- Problem to work on
Search the material for the string "name" and copy each line where it occurs.

[Raw records]

###

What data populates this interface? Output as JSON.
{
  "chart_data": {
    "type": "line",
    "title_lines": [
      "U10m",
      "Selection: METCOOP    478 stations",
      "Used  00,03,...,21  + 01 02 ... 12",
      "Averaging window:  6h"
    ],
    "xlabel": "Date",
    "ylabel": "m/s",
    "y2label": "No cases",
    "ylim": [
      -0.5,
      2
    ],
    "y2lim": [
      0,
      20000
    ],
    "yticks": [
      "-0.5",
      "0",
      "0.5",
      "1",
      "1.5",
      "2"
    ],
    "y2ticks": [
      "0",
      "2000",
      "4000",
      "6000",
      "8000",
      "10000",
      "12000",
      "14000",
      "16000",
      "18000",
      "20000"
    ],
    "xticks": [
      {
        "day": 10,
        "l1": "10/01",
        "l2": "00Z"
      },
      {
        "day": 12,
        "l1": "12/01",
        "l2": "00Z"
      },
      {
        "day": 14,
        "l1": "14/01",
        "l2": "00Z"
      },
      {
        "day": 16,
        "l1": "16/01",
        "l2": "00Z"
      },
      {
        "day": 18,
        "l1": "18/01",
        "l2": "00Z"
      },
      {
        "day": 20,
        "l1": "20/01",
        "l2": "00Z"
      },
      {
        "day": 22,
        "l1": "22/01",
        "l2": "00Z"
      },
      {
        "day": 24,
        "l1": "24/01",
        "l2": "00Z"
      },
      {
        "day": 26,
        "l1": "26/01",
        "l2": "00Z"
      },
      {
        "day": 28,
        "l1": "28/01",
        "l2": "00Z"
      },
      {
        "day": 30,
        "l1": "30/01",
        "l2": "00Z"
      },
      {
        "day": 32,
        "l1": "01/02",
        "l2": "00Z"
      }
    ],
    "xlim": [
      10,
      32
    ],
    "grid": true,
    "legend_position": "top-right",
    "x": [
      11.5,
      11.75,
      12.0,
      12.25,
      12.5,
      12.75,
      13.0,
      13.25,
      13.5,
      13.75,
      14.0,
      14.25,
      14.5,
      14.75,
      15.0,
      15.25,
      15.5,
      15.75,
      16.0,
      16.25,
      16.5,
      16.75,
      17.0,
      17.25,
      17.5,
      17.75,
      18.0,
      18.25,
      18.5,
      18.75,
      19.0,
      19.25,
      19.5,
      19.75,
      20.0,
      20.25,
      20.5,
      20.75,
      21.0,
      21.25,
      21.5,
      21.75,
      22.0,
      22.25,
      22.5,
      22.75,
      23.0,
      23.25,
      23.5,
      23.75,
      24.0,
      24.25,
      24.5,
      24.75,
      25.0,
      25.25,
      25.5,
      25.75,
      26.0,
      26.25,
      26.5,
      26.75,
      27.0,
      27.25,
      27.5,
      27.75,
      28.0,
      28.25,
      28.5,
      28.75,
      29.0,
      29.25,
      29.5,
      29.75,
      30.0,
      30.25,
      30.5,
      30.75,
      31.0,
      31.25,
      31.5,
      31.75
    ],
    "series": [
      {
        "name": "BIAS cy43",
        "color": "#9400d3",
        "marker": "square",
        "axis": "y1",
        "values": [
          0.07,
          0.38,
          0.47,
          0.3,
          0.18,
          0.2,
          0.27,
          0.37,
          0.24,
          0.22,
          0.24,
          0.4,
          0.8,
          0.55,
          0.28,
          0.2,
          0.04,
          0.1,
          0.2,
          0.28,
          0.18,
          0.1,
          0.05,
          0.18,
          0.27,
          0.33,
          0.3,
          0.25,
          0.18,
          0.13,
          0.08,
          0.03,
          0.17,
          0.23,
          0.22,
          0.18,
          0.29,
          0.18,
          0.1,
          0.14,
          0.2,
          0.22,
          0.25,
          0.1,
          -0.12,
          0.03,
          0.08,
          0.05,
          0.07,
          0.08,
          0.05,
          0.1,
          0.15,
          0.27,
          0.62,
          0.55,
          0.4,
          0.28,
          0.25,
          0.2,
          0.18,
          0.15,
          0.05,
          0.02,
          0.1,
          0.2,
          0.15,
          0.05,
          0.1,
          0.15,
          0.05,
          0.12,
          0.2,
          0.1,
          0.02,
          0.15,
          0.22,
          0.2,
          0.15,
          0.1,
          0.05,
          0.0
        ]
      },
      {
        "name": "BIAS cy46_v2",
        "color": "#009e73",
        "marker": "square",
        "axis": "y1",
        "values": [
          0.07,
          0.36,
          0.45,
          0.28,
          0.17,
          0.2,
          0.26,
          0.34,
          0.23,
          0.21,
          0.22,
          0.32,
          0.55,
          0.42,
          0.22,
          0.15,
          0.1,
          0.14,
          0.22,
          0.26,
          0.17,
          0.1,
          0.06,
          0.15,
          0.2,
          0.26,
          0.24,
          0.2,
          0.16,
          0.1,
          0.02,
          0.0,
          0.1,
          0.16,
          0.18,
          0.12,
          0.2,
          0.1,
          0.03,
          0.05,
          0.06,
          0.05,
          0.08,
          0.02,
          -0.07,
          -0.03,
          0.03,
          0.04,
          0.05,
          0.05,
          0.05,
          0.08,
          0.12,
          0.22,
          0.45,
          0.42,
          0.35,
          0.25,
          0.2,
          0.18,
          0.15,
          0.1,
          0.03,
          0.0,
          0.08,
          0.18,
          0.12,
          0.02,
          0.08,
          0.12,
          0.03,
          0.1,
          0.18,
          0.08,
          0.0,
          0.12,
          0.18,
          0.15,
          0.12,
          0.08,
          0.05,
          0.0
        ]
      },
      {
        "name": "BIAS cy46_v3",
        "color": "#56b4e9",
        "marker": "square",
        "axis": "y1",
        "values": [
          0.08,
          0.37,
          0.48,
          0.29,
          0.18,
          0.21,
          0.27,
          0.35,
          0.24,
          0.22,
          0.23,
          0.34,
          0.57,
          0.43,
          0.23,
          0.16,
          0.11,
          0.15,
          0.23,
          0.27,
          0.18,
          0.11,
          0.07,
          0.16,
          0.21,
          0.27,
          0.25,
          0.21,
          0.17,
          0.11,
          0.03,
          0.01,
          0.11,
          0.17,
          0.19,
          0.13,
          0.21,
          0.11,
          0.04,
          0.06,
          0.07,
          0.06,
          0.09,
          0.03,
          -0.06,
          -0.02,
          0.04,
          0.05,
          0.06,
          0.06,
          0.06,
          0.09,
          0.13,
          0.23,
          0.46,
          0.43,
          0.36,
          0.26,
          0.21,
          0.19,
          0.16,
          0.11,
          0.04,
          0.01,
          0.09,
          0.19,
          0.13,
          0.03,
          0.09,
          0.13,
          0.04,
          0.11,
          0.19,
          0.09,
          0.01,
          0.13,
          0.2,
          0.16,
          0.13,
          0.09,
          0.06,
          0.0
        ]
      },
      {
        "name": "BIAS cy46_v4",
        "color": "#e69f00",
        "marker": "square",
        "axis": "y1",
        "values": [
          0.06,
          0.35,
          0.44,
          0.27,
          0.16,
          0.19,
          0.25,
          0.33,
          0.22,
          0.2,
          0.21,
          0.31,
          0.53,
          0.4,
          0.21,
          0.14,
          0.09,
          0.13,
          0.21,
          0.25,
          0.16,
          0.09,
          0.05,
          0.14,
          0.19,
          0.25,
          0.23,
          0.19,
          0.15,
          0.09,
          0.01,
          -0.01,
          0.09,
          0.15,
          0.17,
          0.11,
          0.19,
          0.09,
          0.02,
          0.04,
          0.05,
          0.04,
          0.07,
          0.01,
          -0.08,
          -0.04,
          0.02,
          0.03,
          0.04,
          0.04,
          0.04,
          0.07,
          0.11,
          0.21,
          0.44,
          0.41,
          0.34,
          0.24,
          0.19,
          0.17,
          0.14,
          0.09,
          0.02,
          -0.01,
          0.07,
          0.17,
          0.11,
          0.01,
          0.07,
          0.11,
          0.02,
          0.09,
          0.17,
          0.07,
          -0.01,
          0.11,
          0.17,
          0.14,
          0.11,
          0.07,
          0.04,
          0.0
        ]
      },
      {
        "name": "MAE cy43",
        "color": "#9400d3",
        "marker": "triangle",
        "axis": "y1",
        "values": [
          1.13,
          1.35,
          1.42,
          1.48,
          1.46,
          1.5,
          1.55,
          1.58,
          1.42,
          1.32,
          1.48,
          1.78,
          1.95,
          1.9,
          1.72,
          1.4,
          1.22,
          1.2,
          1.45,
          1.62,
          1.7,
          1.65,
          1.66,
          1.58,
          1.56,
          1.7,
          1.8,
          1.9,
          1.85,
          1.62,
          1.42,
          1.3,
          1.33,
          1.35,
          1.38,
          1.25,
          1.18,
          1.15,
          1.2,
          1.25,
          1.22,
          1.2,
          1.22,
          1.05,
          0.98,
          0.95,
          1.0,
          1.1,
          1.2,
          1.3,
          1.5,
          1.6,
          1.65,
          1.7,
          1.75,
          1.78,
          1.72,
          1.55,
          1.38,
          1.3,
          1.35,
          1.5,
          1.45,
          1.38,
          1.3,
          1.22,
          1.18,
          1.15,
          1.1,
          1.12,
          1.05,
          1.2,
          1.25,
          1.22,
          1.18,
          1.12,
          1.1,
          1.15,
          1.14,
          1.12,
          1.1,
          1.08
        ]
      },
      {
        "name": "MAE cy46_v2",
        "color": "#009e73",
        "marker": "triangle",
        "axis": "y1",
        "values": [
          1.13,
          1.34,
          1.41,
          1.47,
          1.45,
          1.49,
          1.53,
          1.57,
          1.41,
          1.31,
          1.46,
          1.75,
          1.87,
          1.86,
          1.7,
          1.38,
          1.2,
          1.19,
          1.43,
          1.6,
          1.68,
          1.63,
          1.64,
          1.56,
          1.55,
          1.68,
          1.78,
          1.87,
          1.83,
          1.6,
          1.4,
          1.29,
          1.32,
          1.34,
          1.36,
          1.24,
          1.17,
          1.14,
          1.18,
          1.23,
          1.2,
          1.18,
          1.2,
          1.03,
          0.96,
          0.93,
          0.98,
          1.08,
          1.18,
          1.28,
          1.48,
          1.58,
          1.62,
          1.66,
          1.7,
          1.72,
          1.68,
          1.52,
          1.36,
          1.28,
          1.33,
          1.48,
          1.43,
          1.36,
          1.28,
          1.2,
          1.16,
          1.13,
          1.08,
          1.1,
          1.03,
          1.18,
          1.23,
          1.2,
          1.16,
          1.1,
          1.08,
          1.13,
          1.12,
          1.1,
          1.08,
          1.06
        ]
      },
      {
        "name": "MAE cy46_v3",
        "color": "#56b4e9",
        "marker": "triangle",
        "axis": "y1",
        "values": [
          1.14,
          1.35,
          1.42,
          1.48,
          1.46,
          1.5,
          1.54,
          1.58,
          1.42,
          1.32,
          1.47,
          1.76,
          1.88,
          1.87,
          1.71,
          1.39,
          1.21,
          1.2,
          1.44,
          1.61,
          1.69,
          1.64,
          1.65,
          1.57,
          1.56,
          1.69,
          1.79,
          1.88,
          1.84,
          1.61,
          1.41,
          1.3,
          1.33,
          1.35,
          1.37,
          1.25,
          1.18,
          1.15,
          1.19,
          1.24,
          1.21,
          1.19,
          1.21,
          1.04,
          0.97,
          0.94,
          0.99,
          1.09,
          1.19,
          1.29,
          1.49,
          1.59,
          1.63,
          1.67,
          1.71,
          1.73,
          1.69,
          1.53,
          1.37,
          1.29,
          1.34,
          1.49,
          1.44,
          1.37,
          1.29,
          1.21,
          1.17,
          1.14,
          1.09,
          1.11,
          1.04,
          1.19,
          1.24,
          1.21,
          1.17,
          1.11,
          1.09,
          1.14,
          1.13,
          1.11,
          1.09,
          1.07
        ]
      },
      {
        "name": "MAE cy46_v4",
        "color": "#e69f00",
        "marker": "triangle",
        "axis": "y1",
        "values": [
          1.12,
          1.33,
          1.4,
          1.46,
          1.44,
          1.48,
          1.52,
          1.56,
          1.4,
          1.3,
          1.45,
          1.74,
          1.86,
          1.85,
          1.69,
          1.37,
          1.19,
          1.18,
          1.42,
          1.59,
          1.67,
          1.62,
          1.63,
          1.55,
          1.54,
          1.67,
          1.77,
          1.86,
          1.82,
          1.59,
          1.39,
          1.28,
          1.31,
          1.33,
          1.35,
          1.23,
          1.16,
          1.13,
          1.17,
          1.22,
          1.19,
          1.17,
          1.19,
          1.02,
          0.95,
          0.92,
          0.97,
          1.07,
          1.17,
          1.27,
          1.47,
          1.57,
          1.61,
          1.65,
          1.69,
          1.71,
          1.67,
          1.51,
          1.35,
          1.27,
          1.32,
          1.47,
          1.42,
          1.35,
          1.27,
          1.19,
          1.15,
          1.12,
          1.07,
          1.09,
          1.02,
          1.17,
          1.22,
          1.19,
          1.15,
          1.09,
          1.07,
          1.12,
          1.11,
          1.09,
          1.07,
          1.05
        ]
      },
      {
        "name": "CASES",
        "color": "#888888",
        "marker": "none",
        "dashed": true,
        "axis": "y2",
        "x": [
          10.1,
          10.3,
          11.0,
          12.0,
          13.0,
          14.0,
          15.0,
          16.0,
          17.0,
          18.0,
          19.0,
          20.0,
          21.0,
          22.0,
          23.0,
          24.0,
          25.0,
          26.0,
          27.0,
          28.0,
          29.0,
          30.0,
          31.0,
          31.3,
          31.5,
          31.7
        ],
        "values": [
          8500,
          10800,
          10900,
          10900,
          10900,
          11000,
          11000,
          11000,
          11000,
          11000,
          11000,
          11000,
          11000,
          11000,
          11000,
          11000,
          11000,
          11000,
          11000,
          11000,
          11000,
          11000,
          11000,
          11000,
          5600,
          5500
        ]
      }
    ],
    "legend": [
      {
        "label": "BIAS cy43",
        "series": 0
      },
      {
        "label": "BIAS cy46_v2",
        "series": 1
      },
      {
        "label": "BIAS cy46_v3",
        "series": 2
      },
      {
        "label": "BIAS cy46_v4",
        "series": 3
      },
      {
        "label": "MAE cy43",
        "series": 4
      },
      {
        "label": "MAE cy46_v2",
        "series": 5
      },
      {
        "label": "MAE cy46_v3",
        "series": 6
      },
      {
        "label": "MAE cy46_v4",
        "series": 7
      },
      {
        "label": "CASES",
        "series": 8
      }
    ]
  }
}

###

- Final result
        "name": "BIAS cy43",
        "name": "BIAS cy46_v2",
        "name": "BIAS cy46_v3",
        "name": "BIAS cy46_v4",
        "name": "MAE cy43",
        "name": "MAE cy46_v2",
        "name": "MAE cy46_v3",
        "name": "MAE cy46_v4",
        "name": "CASES",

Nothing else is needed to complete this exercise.